**DESCRIPTION OF THE TASK:** From the listing that follows, output everything exactly except the pictures.

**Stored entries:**

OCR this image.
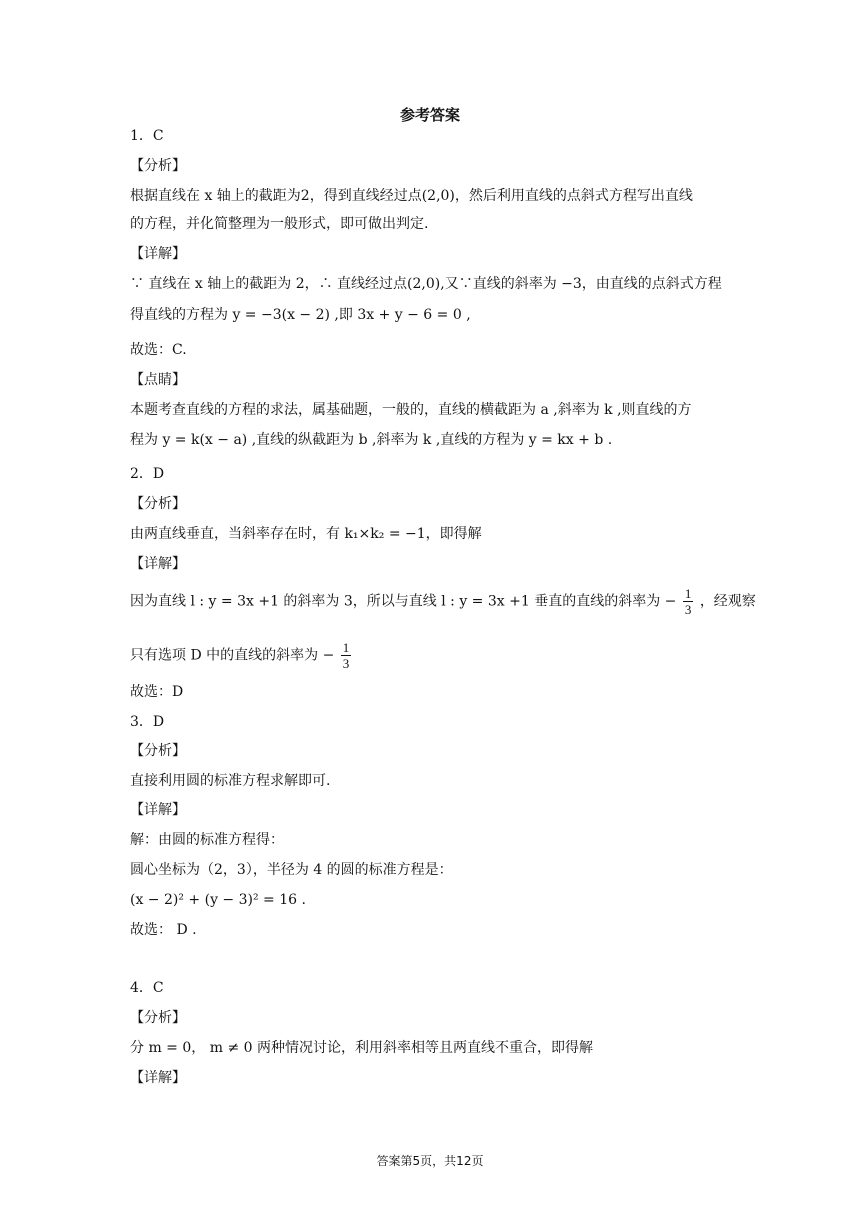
参考答案
1．C
【分析】
根据直线在 x 轴上的截距为2，得到直线经过点(2,0)，然后利用直线的点斜式方程写出直线
的方程，并化简整理为一般形式，即可做出判定.
【详解】
∵ 直线在 x 轴上的截距为 2，∴ 直线经过点(2,0),又∵直线的斜率为 −3，由直线的点斜式方程
得直线的方程为 y = −3(x − 2) ,即 3x + y − 6 = 0 ,
故选：C.
【点睛】
本题考查直线的方程的求法，属基础题，一般的，直线的横截距为 a ,斜率为 k ,则直线的方
程为 y = k(x − a) ,直线的纵截距为 b ,斜率为 k ,直线的方程为 y = kx + b .
2．D
【分析】
由两直线垂直，当斜率存在时，有 k₁×k₂ = −1，即得解
【详解】
因为直线 l : y = 3x +1 的斜率为 3，所以与直线 l : y = 3x +1 垂直的直线的斜率为 − $\frac{1}{3}$ ，经观察
只有选项 D 中的直线的斜率为 − $\frac{1}{3}$
故选：D
3．D
【分析】
直接利用圆的标准方程求解即可.
【详解】
解：由圆的标准方程得：
圆心坐标为（2，3），半径为 4 的圆的标准方程是：
(x − 2)² + (y − 3)² = 16 .
故选： D .
4．C
【分析】
分 m = 0， m ≠ 0 两种情况讨论，利用斜率相等且两直线不重合，即得解
【详解】
答案第5页，共12页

**ANSWER TO THE PROBLEM:**
OCR this image.
参考答案
1．C
【分析】
根据直线在 x 轴上的截距为2，得到直线经过点(2,0)，然后利用直线的点斜式方程写出直线
的方程，并化简整理为一般形式，即可做出判定.
【详解】
∵ 直线在 x 轴上的截距为 2，∴ 直线经过点(2,0),又∵直线的斜率为 −3，由直线的点斜式方程
得直线的方程为 y = −3(x − 2) ,即 3x + y − 6 = 0 ,
故选：C.
【点睛】
本题考查直线的方程的求法，属基础题，一般的，直线的横截距为 a ,斜率为 k ,则直线的方
程为 y = k(x − a) ,直线的纵截距为 b ,斜率为 k ,直线的方程为 y = kx + b .
2．D
【分析】
由两直线垂直，当斜率存在时，有 k₁×k₂ = −1，即得解
【详解】
因为直线 l : y = 3x +1 的斜率为 3，所以与直线 l : y = 3x +1 垂直的直线的斜率为 − $\frac{1}{3}$ ，经观察
只有选项 D 中的直线的斜率为 − $\frac{1}{3}$
故选：D
3．D
【分析】
直接利用圆的标准方程求解即可.
【详解】
解：由圆的标准方程得：
圆心坐标为（2，3），半径为 4 的圆的标准方程是：
(x − 2)² + (y − 3)² = 16 .
故选： D .
4．C
【分析】
分 m = 0， m ≠ 0 两种情况讨论，利用斜率相等且两直线不重合，即得解
【详解】
答案第5页，共12页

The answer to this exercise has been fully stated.